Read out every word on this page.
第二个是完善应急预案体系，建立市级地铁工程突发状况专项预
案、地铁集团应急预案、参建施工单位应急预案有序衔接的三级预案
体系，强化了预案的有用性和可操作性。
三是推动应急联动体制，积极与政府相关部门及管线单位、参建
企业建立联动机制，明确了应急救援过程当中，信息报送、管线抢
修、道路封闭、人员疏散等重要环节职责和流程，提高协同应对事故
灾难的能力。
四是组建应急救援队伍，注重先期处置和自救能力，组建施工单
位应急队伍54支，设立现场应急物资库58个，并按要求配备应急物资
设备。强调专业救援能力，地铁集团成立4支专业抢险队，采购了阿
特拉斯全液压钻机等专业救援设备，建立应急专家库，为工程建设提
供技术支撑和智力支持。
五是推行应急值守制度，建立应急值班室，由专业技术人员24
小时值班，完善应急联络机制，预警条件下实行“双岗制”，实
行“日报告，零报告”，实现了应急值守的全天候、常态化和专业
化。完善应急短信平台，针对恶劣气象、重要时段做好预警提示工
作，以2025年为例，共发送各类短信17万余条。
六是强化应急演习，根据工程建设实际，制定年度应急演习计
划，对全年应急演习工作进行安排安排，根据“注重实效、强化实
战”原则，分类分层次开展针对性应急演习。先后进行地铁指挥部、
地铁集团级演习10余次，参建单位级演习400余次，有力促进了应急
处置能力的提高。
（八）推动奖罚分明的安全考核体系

====================

Output the records above in their entirety, exactly.

Read out every word on this page.
第二个是完善应急预案体系，建立市级地铁工程突发状况专项预
案、地铁集团应急预案、参建施工单位应急预案有序衔接的三级预案
体系，强化了预案的有用性和可操作性。
三是推动应急联动体制，积极与政府相关部门及管线单位、参建
企业建立联动机制，明确了应急救援过程当中，信息报送、管线抢
修、道路封闭、人员疏散等重要环节职责和流程，提高协同应对事故
灾难的能力。
四是组建应急救援队伍，注重先期处置和自救能力，组建施工单
位应急队伍54支，设立现场应急物资库58个，并按要求配备应急物资
设备。强调专业救援能力，地铁集团成立4支专业抢险队，采购了阿
特拉斯全液压钻机等专业救援设备，建立应急专家库，为工程建设提
供技术支撑和智力支持。
五是推行应急值守制度，建立应急值班室，由专业技术人员24
小时值班，完善应急联络机制，预警条件下实行“双岗制”，实
行“日报告，零报告”，实现了应急值守的全天候、常态化和专业
化。完善应急短信平台，针对恶劣气象、重要时段做好预警提示工
作，以2025年为例，共发送各类短信17万余条。
六是强化应急演习，根据工程建设实际，制定年度应急演习计
划，对全年应急演习工作进行安排安排，根据“注重实效、强化实
战”原则，分类分层次开展针对性应急演习。先后进行地铁指挥部、
地铁集团级演习10余次，参建单位级演习400余次，有力促进了应急
处置能力的提高。
（八）推动奖罚分明的安全考核体系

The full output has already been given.